## Consigne 1:
Traduisez en anglais cette phrase du texte extrait : « M. [W] a été convoqué à un entretien préalable à son éventuel licenciement par courrier du 11 janvier envoyé le 14 janvier et reçu le 15 janvier 2008, selon le bordereau établi par la Poste. »
## Consigne 2:
Présentez sous forme de liste le paragraphe du texte extrait qui commence par « Ce projet ne prévoit pas », en conservant ses faits principaux.
## Consigne 3:
D'après le texte extrait, à quelle date M. [W] a-t-il engagé sa procédure prud'homale contre la société Kepler Capital Markets ?

La société Kepler Capital Markets s'étonne des prétentions de M. [W] en faisant valoir que la procédure de licenciement est régulière et le licenciement bien fondé sur le grief de l'abandon de son poste par M. [W] depuis plusieurs jours. Elle soutient que:

- après avoir constaté l'absence injustifiée du salarié elle lui a adressé un courrier de convocation en date du 11 janvier 2008 à un entretien préalable à un éventuel licenciement - ce n'est qu'à la réception de cette lettre que M. [W] lui a écrit et qu'il s'est prévalu pour la première fois d'un licenciement verbal survenu le 27 décembre 2007 et ce n'est qu'à ce moment là qu'elle a appris la saisine par son salarié du conseil des Prud'Hommes

- le salarié ne s'est pas présenté à l'entretien préalable fixé au 22 janvier 2008, de sorte que son licenciement lui a été notifié par courrier du 25 janvier 2008.

Il ressort des débats et de l'examen des pièces que :

- En dépit du fait qu'il est privé de toute valeur juridique, puisqu'il n'est pas signé par les parties, le projet de protocole transactionnel témoigne de ce que les parties ont bien entendu se séparer.

Ce projet ne prévoit pas le paiement d'un préavis. Compte tenu de la rémunération élevée de M. [W] , il fixe à une somme très modique, représentant un demi mois de salaire, le montant de l'indemnité complémentaire pour le préjudice moral et professionnel. Ce protocole n'était donc pas très avantageux pour M. [W].

- il est incontestable que M. [W] a engagé sa procédure prud'homale au fond et en référé le 10 janvier 2008 à l'encontre de la société Kepler Capital Markets pour un licenciement sans cause réelle et sérieuse et que cette société a accusé réception de sa convocation devant le conseil de prud'hommes le 14 janvier 2008, selon les documents produits.

- M. [W] a été convoqué à un entretien préalable à son éventuel licenciement par courrier du 11 janvier envoyé le 14 janvier et reçu le 15 janvier 2008, selon le bordereau établi par la Poste.

Il s'ensuit que dès le 10 janvier 2008, M.[W], qui a saisi le conseil des Prud'Hommes, s'est estimé avoir été licencié abusivement et qu'à la date de l'envoi de la convocation à un entretien préalable, le 14 janvier 2008, la société Kepler Capital Markets avait connaissance de cette saisine. Or la société Kepler Capital Markets a néanmoins engagé une procédure de licenciement.

## Données enregistrées:
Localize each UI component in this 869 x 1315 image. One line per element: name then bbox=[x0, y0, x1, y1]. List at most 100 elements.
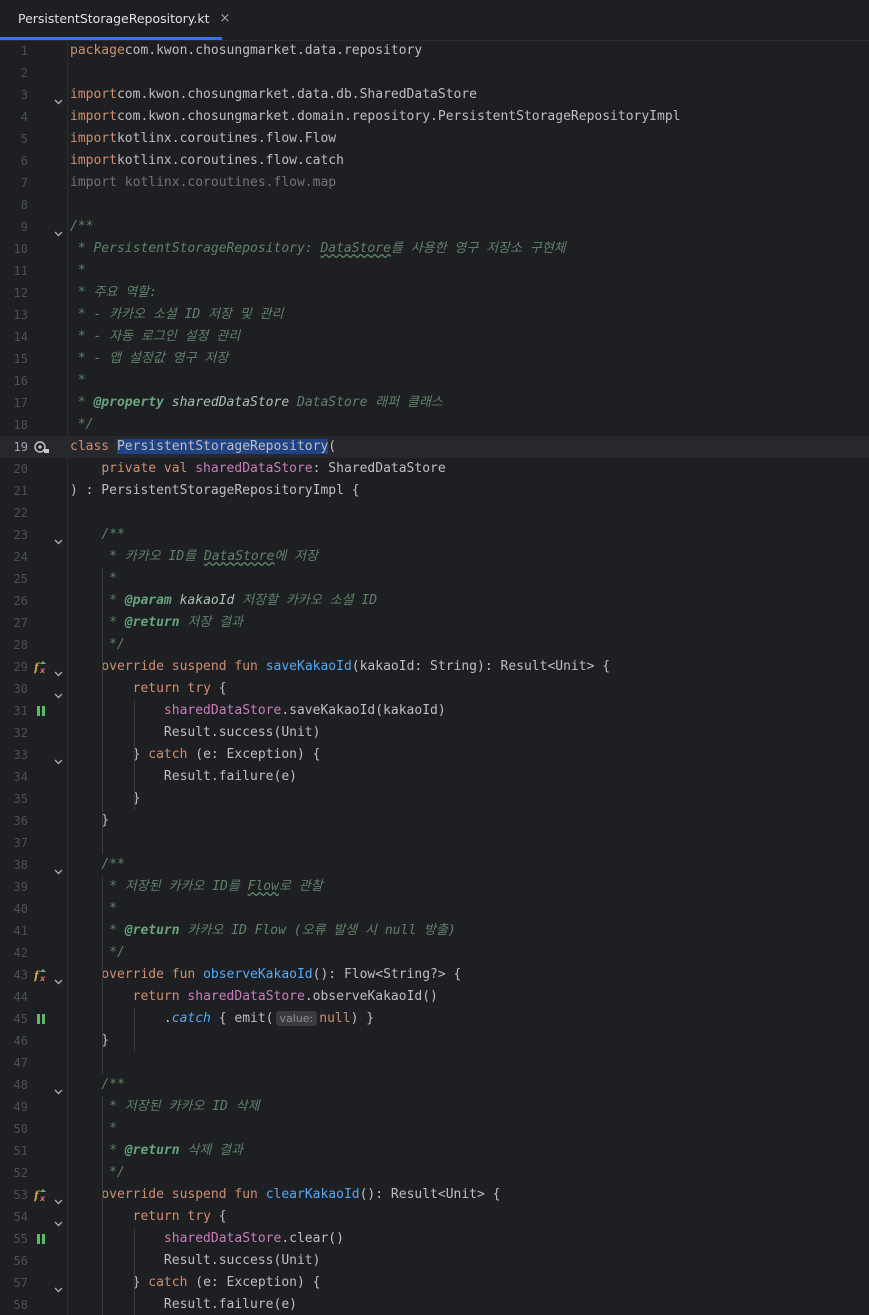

## Résultat 1:
Mr. [W] was summoned to a preliminary interview prior to his possible dismissal by a letter dated January 11, sent on January 14 and received on January 15, 2008, according to the receipt issued by the Post Office.

## Résultat 2:
- Le projet ne prévoit pas le paiement d'un préavis.
- Il fixe l'indemnité complémentaire pour le préjudice moral et professionnel à une somme très modique, un demi-mois de salaire, au regard de la rémunération élevée de M. [W].
- Ce protocole n'était donc pas très avantageux pour M. [W].

## Résultat 3:
Le 10 janvier 2008.